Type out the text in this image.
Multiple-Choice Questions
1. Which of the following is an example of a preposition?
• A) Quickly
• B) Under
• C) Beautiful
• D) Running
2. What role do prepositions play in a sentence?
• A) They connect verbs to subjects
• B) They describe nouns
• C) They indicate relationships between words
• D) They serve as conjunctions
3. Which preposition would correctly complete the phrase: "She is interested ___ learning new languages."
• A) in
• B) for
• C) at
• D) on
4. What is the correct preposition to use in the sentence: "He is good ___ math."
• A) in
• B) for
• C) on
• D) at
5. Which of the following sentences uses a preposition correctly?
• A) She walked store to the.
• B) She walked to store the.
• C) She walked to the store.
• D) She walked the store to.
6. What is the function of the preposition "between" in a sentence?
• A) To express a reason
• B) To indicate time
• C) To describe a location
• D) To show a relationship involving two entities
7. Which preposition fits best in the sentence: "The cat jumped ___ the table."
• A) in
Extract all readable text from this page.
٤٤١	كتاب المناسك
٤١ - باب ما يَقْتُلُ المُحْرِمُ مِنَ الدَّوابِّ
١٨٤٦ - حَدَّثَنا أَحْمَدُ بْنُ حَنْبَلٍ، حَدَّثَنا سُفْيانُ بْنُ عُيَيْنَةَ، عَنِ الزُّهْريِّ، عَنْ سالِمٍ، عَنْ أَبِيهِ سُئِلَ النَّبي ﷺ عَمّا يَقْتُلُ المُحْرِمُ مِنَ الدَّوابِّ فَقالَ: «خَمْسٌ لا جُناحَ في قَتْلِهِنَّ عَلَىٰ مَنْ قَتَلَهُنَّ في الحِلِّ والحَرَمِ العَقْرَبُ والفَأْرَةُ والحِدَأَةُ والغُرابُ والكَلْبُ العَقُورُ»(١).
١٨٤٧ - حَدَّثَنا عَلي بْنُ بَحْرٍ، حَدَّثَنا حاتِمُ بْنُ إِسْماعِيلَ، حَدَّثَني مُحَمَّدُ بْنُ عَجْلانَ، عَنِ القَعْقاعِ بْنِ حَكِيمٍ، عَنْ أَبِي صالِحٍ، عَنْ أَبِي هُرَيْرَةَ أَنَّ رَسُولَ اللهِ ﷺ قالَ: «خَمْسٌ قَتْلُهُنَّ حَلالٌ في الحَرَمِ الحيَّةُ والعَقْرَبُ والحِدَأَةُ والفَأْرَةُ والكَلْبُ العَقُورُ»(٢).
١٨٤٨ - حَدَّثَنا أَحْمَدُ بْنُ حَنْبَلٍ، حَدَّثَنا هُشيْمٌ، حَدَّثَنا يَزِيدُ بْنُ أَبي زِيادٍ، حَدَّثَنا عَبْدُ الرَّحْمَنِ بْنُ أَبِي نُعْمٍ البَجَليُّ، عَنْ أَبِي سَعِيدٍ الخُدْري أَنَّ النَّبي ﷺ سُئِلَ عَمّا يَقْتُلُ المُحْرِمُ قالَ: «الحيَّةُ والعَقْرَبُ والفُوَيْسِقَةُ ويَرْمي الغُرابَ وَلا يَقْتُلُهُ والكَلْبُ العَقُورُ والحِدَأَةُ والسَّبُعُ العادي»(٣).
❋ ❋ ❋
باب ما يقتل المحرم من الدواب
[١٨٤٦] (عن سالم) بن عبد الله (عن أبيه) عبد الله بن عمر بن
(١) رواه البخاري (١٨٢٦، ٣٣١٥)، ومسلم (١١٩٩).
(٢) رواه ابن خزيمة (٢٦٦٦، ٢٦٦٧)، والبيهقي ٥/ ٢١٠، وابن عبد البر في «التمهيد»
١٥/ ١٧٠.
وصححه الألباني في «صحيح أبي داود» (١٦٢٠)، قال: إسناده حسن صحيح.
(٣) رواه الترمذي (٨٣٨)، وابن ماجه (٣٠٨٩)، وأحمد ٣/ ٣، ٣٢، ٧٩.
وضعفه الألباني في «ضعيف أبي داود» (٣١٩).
· · ·
What you have to do: Each line above must be reproduced exactly as it stands.

Exercise answer:
Type out the text in this image.
Multiple-Choice Questions
1. Which of the following is an example of a preposition?
• A) Quickly
• B) Under
• C) Beautiful
• D) Running
2. What role do prepositions play in a sentence?
• A) They connect verbs to subjects
• B) They describe nouns
• C) They indicate relationships between words
• D) They serve as conjunctions
3. Which preposition would correctly complete the phrase: "She is interested ___ learning new languages."
• A) in
• B) for
• C) at
• D) on
4. What is the correct preposition to use in the sentence: "He is good ___ math."
• A) in
• B) for
• C) on
• D) at
5. Which of the following sentences uses a preposition correctly?
• A) She walked store to the.
• B) She walked to store the.
• C) She walked to the store.
• D) She walked the store to.
6. What is the function of the preposition "between" in a sentence?
• A) To express a reason
• B) To indicate time
• C) To describe a location
• D) To show a relationship involving two entities
7. Which preposition fits best in the sentence: "The cat jumped ___ the table."
• A) in
Extract all readable text from this page.
٤٤١	كتاب المناسك
٤١ - باب ما يَقْتُلُ المُحْرِمُ مِنَ الدَّوابِّ
١٨٤٦ - حَدَّثَنا أَحْمَدُ بْنُ حَنْبَلٍ، حَدَّثَنا سُفْيانُ بْنُ عُيَيْنَةَ، عَنِ الزُّهْريِّ، عَنْ سالِمٍ، عَنْ أَبِيهِ سُئِلَ النَّبي ﷺ عَمّا يَقْتُلُ المُحْرِمُ مِنَ الدَّوابِّ فَقالَ: «خَمْسٌ لا جُناحَ في قَتْلِهِنَّ عَلَىٰ مَنْ قَتَلَهُنَّ في الحِلِّ والحَرَمِ العَقْرَبُ والفَأْرَةُ والحِدَأَةُ والغُرابُ والكَلْبُ العَقُورُ»(١).
١٨٤٧ - حَدَّثَنا عَلي بْنُ بَحْرٍ، حَدَّثَنا حاتِمُ بْنُ إِسْماعِيلَ، حَدَّثَني مُحَمَّدُ بْنُ عَجْلانَ، عَنِ القَعْقاعِ بْنِ حَكِيمٍ، عَنْ أَبِي صالِحٍ، عَنْ أَبِي هُرَيْرَةَ أَنَّ رَسُولَ اللهِ ﷺ قالَ: «خَمْسٌ قَتْلُهُنَّ حَلالٌ في الحَرَمِ الحيَّةُ والعَقْرَبُ والحِدَأَةُ والفَأْرَةُ والكَلْبُ العَقُورُ»(٢).
١٨٤٨ - حَدَّثَنا أَحْمَدُ بْنُ حَنْبَلٍ، حَدَّثَنا هُشيْمٌ، حَدَّثَنا يَزِيدُ بْنُ أَبي زِيادٍ، حَدَّثَنا عَبْدُ الرَّحْمَنِ بْنُ أَبِي نُعْمٍ البَجَليُّ، عَنْ أَبِي سَعِيدٍ الخُدْري أَنَّ النَّبي ﷺ سُئِلَ عَمّا يَقْتُلُ المُحْرِمُ قالَ: «الحيَّةُ والعَقْرَبُ والفُوَيْسِقَةُ ويَرْمي الغُرابَ وَلا يَقْتُلُهُ والكَلْبُ العَقُورُ والحِدَأَةُ والسَّبُعُ العادي»(٣).
❋ ❋ ❋
باب ما يقتل المحرم من الدواب
[١٨٤٦] (عن سالم) بن عبد الله (عن أبيه) عبد الله بن عمر بن
(١) رواه البخاري (١٨٢٦، ٣٣١٥)، ومسلم (١١٩٩).
(٢) رواه ابن خزيمة (٢٦٦٦، ٢٦٦٧)، والبيهقي ٥/ ٢١٠، وابن عبد البر في «التمهيد»
١٥/ ١٧٠.
وصححه الألباني في «صحيح أبي داود» (١٦٢٠)، قال: إسناده حسن صحيح.
(٣) رواه الترمذي (٨٣٨)، وابن ماجه (٣٠٨٩)، وأحمد ٣/ ٣، ٣٢، ٧٩.
وضعفه الألباني في «ضعيف أبي داود» (٣١٩).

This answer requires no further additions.